[Stored dataset items]
···

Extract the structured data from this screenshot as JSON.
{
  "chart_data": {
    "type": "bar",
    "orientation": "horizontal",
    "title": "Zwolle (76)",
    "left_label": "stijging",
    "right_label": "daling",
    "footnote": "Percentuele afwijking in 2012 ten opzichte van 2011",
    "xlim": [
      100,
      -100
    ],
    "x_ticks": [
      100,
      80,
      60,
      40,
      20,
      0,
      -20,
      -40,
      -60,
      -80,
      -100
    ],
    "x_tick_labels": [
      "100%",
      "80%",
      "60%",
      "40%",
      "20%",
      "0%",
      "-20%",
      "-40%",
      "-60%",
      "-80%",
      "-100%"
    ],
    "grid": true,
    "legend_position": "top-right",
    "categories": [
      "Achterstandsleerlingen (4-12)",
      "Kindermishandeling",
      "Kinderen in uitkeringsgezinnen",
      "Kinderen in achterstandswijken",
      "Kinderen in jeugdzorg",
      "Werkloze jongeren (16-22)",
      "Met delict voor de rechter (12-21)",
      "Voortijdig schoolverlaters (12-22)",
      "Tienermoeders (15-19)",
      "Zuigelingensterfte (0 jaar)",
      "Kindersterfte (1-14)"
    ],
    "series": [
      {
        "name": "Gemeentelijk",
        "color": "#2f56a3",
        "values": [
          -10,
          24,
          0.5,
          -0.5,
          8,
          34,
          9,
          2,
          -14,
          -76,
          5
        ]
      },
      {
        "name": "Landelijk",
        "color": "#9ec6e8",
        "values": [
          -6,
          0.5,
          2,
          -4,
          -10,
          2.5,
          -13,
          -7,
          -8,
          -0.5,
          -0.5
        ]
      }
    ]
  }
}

···

**To do:** From the listing above, collect every line that mentions the word "Kinderen".

**Response:**
      "Kinderen in uitkeringsgezinnen",
      "Kinderen in achterstandswijken",
      "Kinderen in jeugdzorg",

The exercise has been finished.